SET TASK 1:
In the Internet-Draft on registering a SIP Resource Priority Header namespace, what is the expiration date?

[Docs] [txt|pdf] [Tracker] [WG] [Email] [Diff1] [Diff2] [Nits]

Versions: (draft-polk-ecrit-local-emergency-rph-namespace) 00 01 02 03 04

ECRIT Working Group                                          James Polk
Internet-Draft                                            Cisco Systems
Intended Status: Standards Track (as PS)                   Oct 27, 2008
Expires: April 27, 2009



            IANA Registering a SIP Resource Priority Header
              Namespace for Local Emergency Communications
           draft-ietf-ecrit-local-emergency-rph-namespace-00

Status of this Memo

   By submitting this Internet-Draft, each author represents that any
   applicable patent or other IPR claims of which he or she is aware
   have been or will be disclosed, and any of which he or she becomes
   aware will be disclosed, in accordance with Section 6 of BCP 79.

   Internet-Drafts are working documents of the Internet Engineering
   Task Force (IETF), its areas, and its working groups.  Note that
   other groups may also distribute working documents as Internet-
   Drafts.

   Internet-Drafts are draft documents valid for a maximum of six
   months and may be updated, replaced, or obsoleted by other documents
   at any time.  It is inappropriate to use Internet-Drafts as
   reference material or to cite them other than as "work in progress."

SET TASK 2:
Quote the records word for word, starting at their first line and ending at the line that contains "530, 205, 550]".

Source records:

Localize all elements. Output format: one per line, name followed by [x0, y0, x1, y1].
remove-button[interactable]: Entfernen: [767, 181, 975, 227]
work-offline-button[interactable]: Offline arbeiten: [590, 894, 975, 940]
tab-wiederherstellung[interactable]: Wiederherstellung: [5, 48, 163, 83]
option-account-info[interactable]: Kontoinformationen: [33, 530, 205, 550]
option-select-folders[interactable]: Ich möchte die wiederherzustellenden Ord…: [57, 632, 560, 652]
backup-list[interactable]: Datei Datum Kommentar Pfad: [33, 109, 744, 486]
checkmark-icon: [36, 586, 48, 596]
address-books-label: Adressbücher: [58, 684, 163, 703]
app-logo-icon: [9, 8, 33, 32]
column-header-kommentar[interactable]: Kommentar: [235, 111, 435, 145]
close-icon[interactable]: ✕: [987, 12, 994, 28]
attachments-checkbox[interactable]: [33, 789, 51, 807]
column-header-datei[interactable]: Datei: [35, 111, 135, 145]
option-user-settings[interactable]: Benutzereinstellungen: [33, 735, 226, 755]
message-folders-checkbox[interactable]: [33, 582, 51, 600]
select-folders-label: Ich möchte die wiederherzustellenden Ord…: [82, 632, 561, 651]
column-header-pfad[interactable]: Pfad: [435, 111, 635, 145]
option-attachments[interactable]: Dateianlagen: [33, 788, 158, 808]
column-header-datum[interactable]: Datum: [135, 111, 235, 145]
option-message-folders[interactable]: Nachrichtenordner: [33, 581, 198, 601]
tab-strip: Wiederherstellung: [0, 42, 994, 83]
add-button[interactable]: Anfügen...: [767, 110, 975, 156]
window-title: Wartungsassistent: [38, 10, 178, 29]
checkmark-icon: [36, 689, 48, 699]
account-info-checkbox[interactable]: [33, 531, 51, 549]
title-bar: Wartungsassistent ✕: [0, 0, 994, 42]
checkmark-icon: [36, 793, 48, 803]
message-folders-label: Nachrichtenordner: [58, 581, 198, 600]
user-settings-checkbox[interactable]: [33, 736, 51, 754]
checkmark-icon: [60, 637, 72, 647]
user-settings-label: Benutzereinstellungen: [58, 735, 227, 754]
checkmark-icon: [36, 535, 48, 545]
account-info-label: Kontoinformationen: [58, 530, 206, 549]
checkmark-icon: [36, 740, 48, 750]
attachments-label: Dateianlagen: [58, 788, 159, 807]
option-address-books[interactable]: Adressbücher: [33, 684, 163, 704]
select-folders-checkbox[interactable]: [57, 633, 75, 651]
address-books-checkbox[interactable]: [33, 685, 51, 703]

RIGHT ANSWER 1:
April 27, 2009

RIGHT ANSWER 2:
Localize all elements. Output format: one per line, name followed by [x0, y0, x1, y1].
remove-button[interactable]: Entfernen: [767, 181, 975, 227]
work-offline-button[interactable]: Offline arbeiten: [590, 894, 975, 940]
tab-wiederherstellung[interactable]: Wiederherstellung: [5, 48, 163, 83]
option-account-info[interactable]: Kontoinformationen: [33, 530, 205, 550]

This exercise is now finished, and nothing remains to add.